- _SET PROBLEM_:
For this exercise, repeat all of the material verbatim apart from its images.
>> BEGIN EXTRACTED INFORMATION
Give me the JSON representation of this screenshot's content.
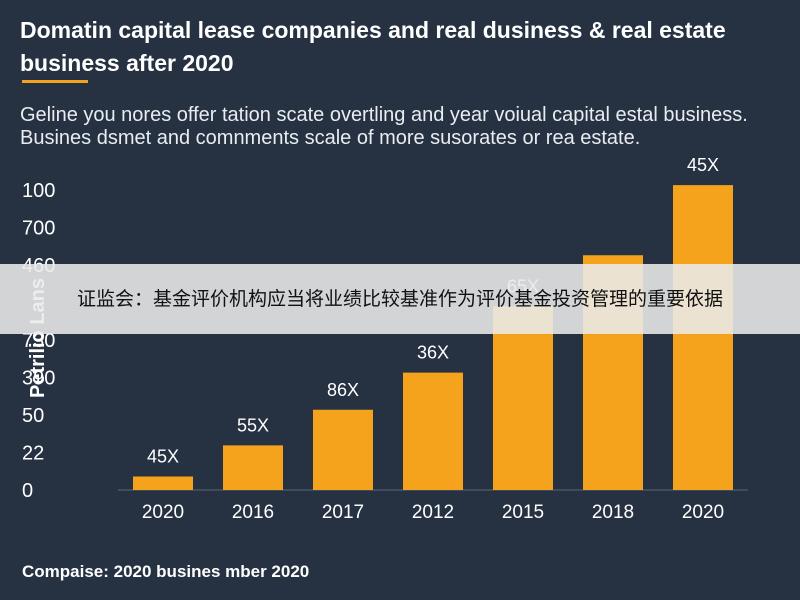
{
  "header": {
    "title": "Domatin capital lease companies and real dusiness & real estate business after 2020",
    "subtitle": "Geline you nores offer tation scate overtling and year voiual capital estal business. Busines dsmet and comnments scale of more susorates or rea estate."
  },
  "overlay": {
    "text": "证监会：基金评价机构应当将业绩比较基准作为评价基金投资管理的重要依据"
  },
  "footer": {
    "text": "Compaise: 2020 busines mber 2020"
  },
  "colors": {
    "background": "#263142",
    "bar": "#f5a21c",
    "text": "#ffffff"
  },
  "chart_data": {
    "type": "bar",
    "title": "",
    "xlabel": "",
    "ylabel": "Petrilio Lans",
    "categories": [
      "2020",
      "2016",
      "2017",
      "2012",
      "2015",
      "2018",
      "2020"
    ],
    "values": [
      0.36,
      1.19,
      2.14,
      3.13,
      4.9,
      6.26,
      8.13
    ],
    "data_labels": [
      "45X",
      "55X",
      "86X",
      "36X",
      "65X",
      "",
      "45X"
    ],
    "y_tick_labels": [
      "0",
      "22",
      "50",
      "390",
      "730",
      "",
      "460",
      "700",
      "100"
    ],
    "y_tick_positions": [
      0,
      1,
      2,
      3,
      4,
      5,
      6,
      7,
      8
    ],
    "ylim": [
      0,
      8
    ],
    "grid": false,
    "legend": "none"
  }
}
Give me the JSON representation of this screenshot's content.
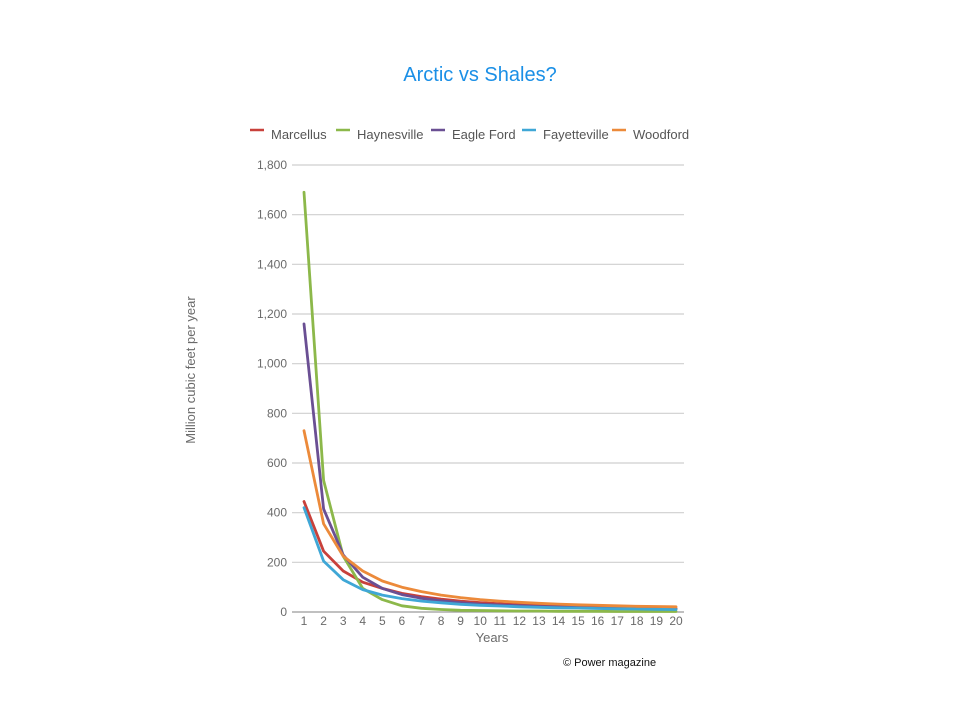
{
  "slide": {
    "title": "Arctic vs Shales?",
    "credit": "© Power magazine"
  },
  "chart_data": {
    "type": "line",
    "title": "",
    "xlabel": "Years",
    "ylabel": "Million cubic feet per year",
    "x": [
      1,
      2,
      3,
      4,
      5,
      6,
      7,
      8,
      9,
      10,
      11,
      12,
      13,
      14,
      15,
      16,
      17,
      18,
      19,
      20
    ],
    "xlim": [
      1,
      20
    ],
    "ylim": [
      0,
      1800
    ],
    "yticks": [
      0,
      200,
      400,
      600,
      800,
      1000,
      1200,
      1400,
      1600,
      1800
    ],
    "ytick_labels": [
      "0",
      "200",
      "400",
      "600",
      "800",
      "1,000",
      "1,200",
      "1,400",
      "1,600",
      "1,800"
    ],
    "xtick_labels": [
      "1",
      "2",
      "3",
      "4",
      "5",
      "6",
      "7",
      "8",
      "9",
      "10",
      "11",
      "12",
      "13",
      "14",
      "15",
      "16",
      "17",
      "18",
      "19",
      "20"
    ],
    "grid": true,
    "legend_position": "top",
    "series": [
      {
        "name": "Marcellus",
        "color": "#c8413b",
        "values": [
          445,
          245,
          165,
          120,
          95,
          75,
          62,
          52,
          44,
          38,
          33,
          29,
          26,
          23,
          21,
          19,
          17,
          16,
          15,
          14
        ]
      },
      {
        "name": "Haynesville",
        "color": "#8cb84a",
        "values": [
          1690,
          530,
          225,
          95,
          50,
          25,
          15,
          10,
          7,
          6,
          5,
          4,
          4,
          3,
          3,
          3,
          2,
          2,
          2,
          2
        ]
      },
      {
        "name": "Eagle Ford",
        "color": "#6a4f93",
        "values": [
          1160,
          415,
          230,
          140,
          95,
          70,
          55,
          45,
          38,
          32,
          28,
          25,
          22,
          20,
          18,
          16,
          15,
          14,
          13,
          12
        ]
      },
      {
        "name": "Fayetteville",
        "color": "#3fa7d6",
        "values": [
          420,
          205,
          130,
          90,
          68,
          54,
          44,
          37,
          31,
          27,
          24,
          21,
          19,
          17,
          16,
          14,
          13,
          12,
          11,
          10
        ]
      },
      {
        "name": "Woodford",
        "color": "#ec8a3a",
        "values": [
          730,
          355,
          225,
          165,
          125,
          100,
          82,
          68,
          58,
          50,
          44,
          39,
          35,
          32,
          29,
          27,
          25,
          23,
          22,
          21
        ]
      }
    ]
  }
}
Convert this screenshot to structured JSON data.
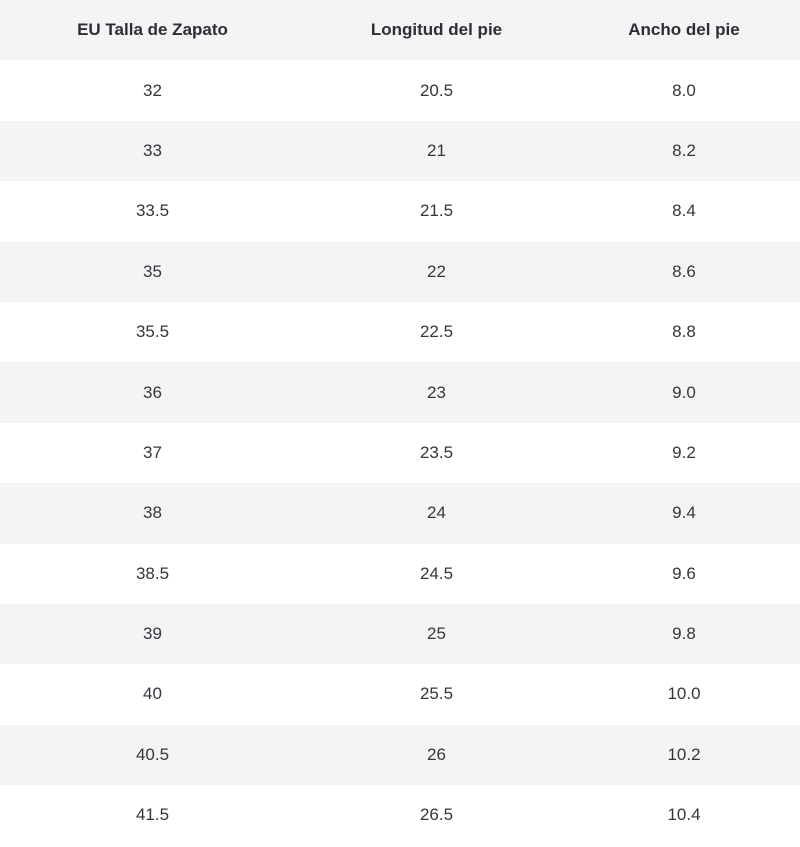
>> END EXTRACTED INFORMATION
- _EXPECTED ANSWER_:
Give me the JSON representation of this screenshot's content.
{
  "header": {
    "title": "Domatin capital lease companies and real dusiness & real estate business after 2020",
    "subtitle": "Geline you nores offer tation scate overtling and year voiual capital estal business. Busines dsmet and comnments scale of more susorates or rea estate."
  },
  "overlay": {
    "text": "证监会：基金评价机构应当将业绩比较基准作为评价基金投资管理的重要依据"
  },
  "footer": {
    "text": "Compaise: 2020 busines mber 2020"
  },
  "colors": {
    "background": "#263142",
    "bar": "#f5a21c",
    "text": "#ffffff"
  },
  "chart_data": {
    "type": "bar",
    "title": "",
    "xlabel": "",
    "ylabel": "Petrilio Lans",
    "categories": [
      "2020",
      "2016",
      "2017",
      "2012",
      "2015",
      "2018",
      "2020"
    ],
    "values": [
      0.36,
      1.19,
      2.14,
      3.13,
      4.9,
      6.26,
      8.13
    ],
    "data_labels": [
      "45X",
      "55X",
      "86X",
      "36X",
      "65X",
      "",
      "45X"
    ],
    "y_tick_labels": [
      "0",
      "22",
      "50",
      "390",
      "730",
      "",
      "460",
      "700",
      "100"
    ],
    "y_tick_positions": [
      0,
      1,
      2,
      3,
      4,
      5,
      6,
      7,
      8
    ],
    "ylim": [
      0,
      8
    ],
    "grid": false,
    "legend": "none"
  }
}
Give me the JSON representation of this screenshot's content.
{
  "slide": {
    "title": "Arctic vs Shales?",
    "credit": "© Power magazine"
  },
  "chart_data": {
    "type": "line",
    "title": "",
    "xlabel": "Years",
    "ylabel": "Million cubic feet per year",
    "x": [
      1,
      2,
      3,
      4,
      5,
      6,
      7,
      8,
      9,
      10,
      11,
      12,
      13,
      14,
      15,
      16,
      17,
      18,
      19,
      20
    ],
    "xlim": [
      1,
      20
    ],
    "ylim": [
      0,
      1800
    ],
    "yticks": [
      0,
      200,
      400,
      600,
      800,
      1000,
      1200,
      1400,
      1600,
      1800
    ],
    "ytick_labels": [
      "0",
      "200",
      "400",
      "600",
      "800",
      "1,000",
      "1,200",
      "1,400",
      "1,600",
      "1,800"
    ],
    "xtick_labels": [
      "1",
      "2",
      "3",
      "4",
      "5",
      "6",
      "7",
      "8",
      "9",
      "10",
      "11",
      "12",
      "13",
      "14",
      "15",
      "16",
      "17",
      "18",
      "19",
      "20"
    ],
    "grid": true,
    "legend_position": "top",
    "series": [
      {
        "name": "Marcellus",
        "color": "#c8413b",
        "values": [
          445,
          245,
          165,
          120,
          95,
          75,
          62,
          52,
          44,
          38,
          33,
          29,
          26,
          23,
          21,
          19,
          17,
          16,
          15,
          14
        ]
      },
      {
        "name": "Haynesville",
        "color": "#8cb84a",
        "values": [
          1690,
          530,
          225,
          95,
          50,
          25,
          15,
          10,
          7,
          6,
          5,
          4,
          4,
          3,
          3,
          3,
          2,
          2,
          2,
          2
        ]
      },
      {
        "name": "Eagle Ford",
        "color": "#6a4f93",
        "values": [
          1160,
          415,
          230,
          140,
          95,
          70,
          55,
          45,
          38,
          32,
          28,
          25,
          22,
          20,
          18,
          16,
          15,
          14,
          13,
          12
        ]
      },
      {
        "name": "Fayetteville",
        "color": "#3fa7d6",
        "values": [
          420,
          205,
          130,
          90,
          68,
          54,
          44,
          37,
          31,
          27,
          24,
          21,
          19,
          17,
          16,
          14,
          13,
          12,
          11,
          10
        ]
      },
      {
        "name": "Woodford",
        "color": "#ec8a3a",
        "values": [
          730,
          355,
          225,
          165,
          125,
          100,
          82,
          68,
          58,
          50,
          44,
          39,
          35,
          32,
          29,
          27,
          25,
          23,
          22,
          21
        ]
      }
    ]
  }
}
Convert this screenshot to structured JSON data.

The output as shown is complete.